▶ [EXERCISE GOAL]: Search the data for the string "here" and gather each line it is in.

▶ [RECORD EXCERPTS]:
+ + +

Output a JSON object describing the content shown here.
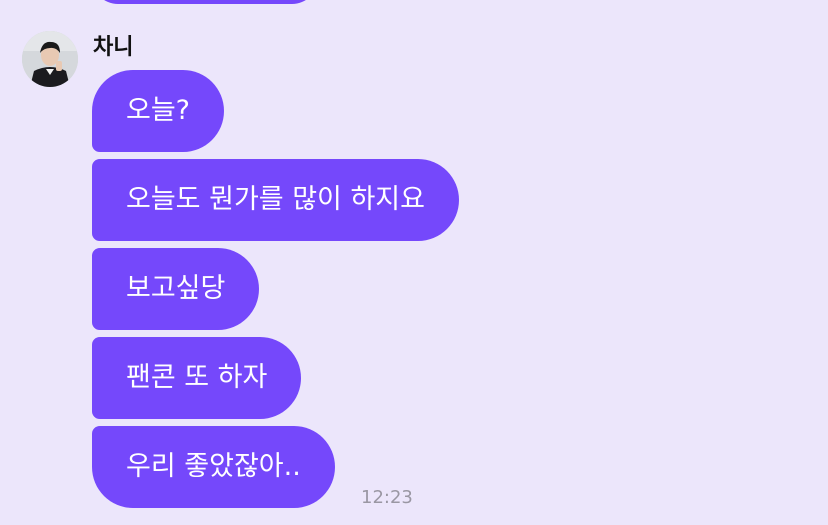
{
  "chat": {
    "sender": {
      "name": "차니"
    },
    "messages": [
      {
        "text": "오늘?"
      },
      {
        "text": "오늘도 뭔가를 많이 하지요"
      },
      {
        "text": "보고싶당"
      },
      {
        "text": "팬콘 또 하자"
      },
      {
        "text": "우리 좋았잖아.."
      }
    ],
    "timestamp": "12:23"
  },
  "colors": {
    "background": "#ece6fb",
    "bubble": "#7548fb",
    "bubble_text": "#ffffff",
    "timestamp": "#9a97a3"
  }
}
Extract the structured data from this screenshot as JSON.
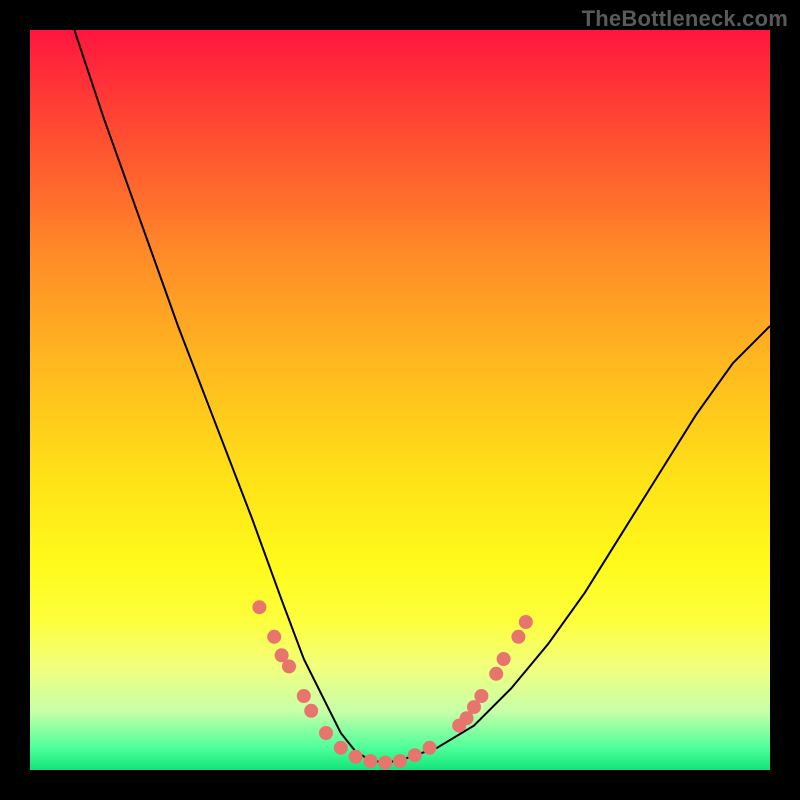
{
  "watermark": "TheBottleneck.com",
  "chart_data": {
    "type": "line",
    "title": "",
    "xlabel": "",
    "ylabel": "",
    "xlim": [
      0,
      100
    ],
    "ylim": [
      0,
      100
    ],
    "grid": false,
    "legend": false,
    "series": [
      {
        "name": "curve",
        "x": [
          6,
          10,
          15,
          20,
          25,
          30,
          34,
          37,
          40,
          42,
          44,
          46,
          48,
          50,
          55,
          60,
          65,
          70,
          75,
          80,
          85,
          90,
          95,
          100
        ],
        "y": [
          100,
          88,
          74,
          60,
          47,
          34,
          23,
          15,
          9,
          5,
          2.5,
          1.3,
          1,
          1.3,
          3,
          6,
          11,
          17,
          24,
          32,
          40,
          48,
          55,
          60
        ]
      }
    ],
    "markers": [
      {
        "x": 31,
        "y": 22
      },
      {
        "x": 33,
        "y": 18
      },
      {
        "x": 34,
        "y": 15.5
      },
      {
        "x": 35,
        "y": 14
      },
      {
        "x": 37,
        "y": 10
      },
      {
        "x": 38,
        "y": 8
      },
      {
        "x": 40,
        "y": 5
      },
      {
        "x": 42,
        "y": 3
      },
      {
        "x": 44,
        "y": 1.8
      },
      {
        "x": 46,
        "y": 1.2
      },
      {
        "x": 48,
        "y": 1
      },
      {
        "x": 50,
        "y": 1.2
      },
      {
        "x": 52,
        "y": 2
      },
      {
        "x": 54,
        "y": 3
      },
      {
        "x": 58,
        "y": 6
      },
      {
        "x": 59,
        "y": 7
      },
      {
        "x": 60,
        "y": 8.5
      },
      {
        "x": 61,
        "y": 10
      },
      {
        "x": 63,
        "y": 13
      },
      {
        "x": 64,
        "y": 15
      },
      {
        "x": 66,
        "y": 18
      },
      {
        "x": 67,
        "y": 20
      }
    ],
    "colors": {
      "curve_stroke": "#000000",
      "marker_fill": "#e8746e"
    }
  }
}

+ + +

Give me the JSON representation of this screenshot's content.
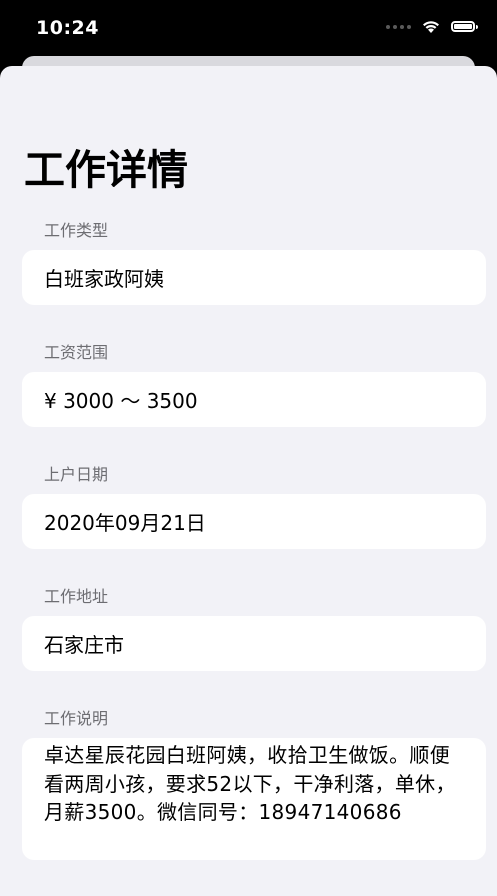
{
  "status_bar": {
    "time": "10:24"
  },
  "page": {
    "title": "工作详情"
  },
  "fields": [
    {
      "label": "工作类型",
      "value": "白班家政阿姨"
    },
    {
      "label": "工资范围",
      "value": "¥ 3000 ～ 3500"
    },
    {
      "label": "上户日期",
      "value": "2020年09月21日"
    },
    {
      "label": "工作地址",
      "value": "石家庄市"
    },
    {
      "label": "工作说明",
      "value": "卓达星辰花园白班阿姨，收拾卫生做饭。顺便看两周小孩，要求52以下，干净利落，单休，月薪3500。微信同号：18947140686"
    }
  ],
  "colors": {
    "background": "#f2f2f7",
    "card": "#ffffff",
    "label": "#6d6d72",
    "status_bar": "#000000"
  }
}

+ + +

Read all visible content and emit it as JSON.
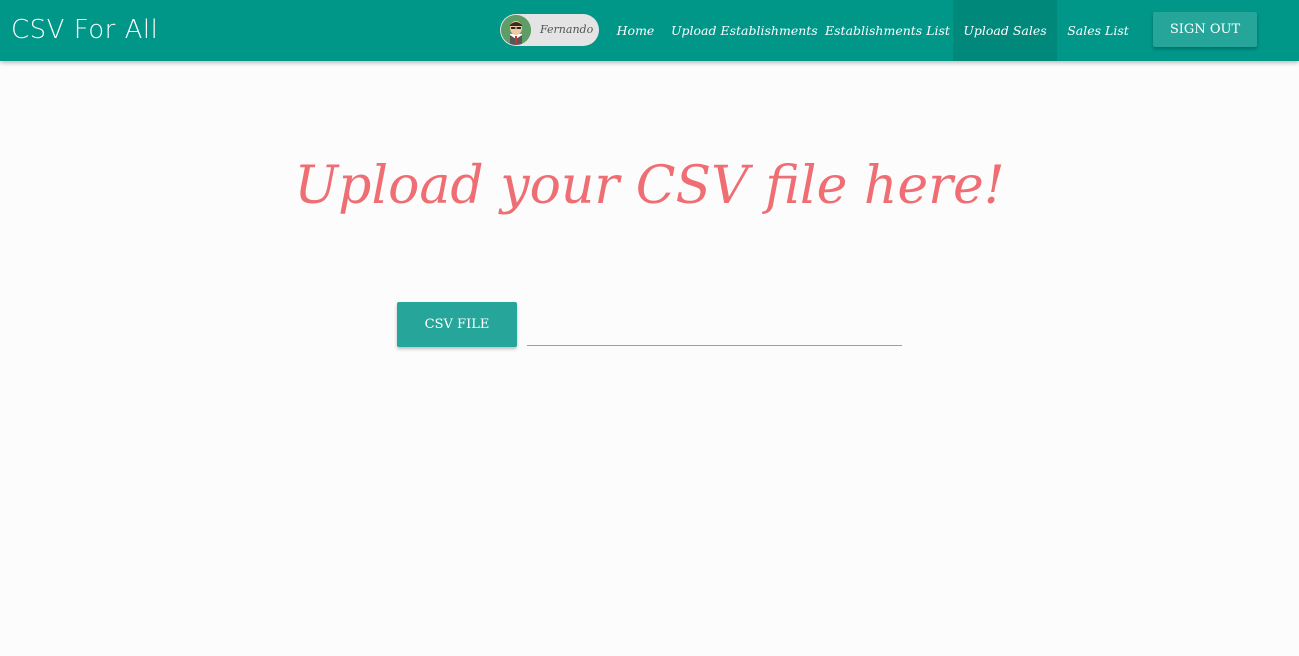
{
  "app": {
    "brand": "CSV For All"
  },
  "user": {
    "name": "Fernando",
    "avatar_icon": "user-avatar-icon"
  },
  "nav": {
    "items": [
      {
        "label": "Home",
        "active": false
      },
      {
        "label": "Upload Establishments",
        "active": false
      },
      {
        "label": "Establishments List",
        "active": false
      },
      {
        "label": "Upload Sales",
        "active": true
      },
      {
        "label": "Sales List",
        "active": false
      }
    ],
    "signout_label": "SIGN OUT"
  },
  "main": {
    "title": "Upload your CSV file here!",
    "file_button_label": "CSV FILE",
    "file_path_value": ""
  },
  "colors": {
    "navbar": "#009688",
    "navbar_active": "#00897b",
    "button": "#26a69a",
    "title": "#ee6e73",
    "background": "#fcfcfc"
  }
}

+ + +

▶ [WRITTEN ANSWER]:
Output a JSON object describing the content shown here.
    "title": "Upload your CSV file here!",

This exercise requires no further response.